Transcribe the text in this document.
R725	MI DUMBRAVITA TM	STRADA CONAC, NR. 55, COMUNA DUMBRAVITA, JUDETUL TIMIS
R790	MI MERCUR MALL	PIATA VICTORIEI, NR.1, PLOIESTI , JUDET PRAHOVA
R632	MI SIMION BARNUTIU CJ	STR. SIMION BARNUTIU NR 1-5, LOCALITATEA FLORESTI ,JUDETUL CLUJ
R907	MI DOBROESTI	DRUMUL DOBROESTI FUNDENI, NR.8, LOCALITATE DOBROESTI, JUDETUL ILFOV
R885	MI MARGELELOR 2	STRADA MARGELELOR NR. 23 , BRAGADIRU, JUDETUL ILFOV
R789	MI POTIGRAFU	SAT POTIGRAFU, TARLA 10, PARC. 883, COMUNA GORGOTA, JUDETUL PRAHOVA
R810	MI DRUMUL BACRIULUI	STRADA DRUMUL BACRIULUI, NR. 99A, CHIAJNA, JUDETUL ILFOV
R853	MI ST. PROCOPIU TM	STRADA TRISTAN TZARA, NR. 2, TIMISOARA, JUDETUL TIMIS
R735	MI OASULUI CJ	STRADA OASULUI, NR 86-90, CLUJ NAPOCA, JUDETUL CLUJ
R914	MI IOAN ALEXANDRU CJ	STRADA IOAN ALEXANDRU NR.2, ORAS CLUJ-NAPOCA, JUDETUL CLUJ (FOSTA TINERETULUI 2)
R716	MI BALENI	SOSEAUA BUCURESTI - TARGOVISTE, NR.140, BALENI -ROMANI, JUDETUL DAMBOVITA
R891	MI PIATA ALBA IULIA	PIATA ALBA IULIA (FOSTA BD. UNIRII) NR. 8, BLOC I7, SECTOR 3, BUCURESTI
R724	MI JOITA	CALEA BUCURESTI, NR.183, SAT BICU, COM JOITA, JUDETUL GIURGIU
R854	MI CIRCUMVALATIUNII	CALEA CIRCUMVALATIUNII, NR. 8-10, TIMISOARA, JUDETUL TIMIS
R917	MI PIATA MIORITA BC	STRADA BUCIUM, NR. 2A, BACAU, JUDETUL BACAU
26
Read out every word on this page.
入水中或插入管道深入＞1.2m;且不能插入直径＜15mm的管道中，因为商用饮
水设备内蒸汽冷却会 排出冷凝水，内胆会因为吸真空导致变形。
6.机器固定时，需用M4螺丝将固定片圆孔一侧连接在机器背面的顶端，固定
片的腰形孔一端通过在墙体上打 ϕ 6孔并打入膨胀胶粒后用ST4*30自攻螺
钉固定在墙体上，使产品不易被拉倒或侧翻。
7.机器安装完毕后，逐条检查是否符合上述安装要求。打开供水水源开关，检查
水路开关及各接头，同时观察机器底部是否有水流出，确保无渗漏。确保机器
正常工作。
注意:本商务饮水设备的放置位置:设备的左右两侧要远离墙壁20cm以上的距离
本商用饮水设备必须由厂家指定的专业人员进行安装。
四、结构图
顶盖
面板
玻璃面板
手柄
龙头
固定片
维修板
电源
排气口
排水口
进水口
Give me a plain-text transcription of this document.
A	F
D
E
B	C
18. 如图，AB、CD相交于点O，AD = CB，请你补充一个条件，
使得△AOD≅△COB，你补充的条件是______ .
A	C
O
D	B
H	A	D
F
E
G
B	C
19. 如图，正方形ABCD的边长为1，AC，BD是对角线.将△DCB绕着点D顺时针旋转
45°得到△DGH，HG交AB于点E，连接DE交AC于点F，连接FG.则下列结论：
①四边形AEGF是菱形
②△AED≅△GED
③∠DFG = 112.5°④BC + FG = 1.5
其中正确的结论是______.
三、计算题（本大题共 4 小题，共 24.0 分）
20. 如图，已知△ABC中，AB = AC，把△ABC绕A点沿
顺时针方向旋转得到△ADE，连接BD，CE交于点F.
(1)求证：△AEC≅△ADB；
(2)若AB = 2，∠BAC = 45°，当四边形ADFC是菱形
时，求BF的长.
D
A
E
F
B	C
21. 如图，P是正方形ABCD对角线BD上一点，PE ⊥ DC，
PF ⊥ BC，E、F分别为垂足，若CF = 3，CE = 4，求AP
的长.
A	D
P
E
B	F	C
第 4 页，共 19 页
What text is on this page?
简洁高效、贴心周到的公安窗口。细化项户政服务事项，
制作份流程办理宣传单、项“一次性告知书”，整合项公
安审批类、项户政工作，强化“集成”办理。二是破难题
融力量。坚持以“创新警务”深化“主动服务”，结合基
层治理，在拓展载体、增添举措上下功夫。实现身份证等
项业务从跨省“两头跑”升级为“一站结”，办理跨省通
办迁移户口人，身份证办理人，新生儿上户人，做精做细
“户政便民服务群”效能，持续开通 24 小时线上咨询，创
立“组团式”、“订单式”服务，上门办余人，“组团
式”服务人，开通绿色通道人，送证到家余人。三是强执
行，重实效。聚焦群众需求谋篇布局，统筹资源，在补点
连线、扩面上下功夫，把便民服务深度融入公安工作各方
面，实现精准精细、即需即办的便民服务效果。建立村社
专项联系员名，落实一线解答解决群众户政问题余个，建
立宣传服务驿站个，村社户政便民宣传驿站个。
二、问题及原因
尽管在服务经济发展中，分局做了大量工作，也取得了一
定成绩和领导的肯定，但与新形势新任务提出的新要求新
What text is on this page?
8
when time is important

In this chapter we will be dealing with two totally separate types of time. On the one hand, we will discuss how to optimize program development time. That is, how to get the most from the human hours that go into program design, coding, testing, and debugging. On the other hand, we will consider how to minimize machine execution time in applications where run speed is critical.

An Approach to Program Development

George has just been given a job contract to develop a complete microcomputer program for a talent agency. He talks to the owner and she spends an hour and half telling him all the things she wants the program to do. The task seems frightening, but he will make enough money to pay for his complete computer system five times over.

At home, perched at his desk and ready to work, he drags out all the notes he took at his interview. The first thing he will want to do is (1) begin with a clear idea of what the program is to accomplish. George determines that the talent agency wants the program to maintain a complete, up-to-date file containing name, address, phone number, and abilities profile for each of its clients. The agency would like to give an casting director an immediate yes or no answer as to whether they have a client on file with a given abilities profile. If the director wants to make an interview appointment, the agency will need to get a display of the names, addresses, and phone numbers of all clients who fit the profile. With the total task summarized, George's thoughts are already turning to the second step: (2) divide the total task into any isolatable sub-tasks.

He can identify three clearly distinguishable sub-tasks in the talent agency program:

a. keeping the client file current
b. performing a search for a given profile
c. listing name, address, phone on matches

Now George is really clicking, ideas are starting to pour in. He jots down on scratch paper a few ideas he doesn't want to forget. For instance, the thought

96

== == ==

For this exercise, gather every line of the data that contains the word "NAPOCA".

R735	MI OASULUI CJ	STRADA OASULUI, NR 86-90, CLUJ NAPOCA, JUDETUL CLUJ
R914	MI IOAN ALEXANDRU CJ	STRADA IOAN ALEXANDRU NR.2, ORAS CLUJ-NAPOCA, JUDETUL CLUJ (FOSTA TINERETULUI 2)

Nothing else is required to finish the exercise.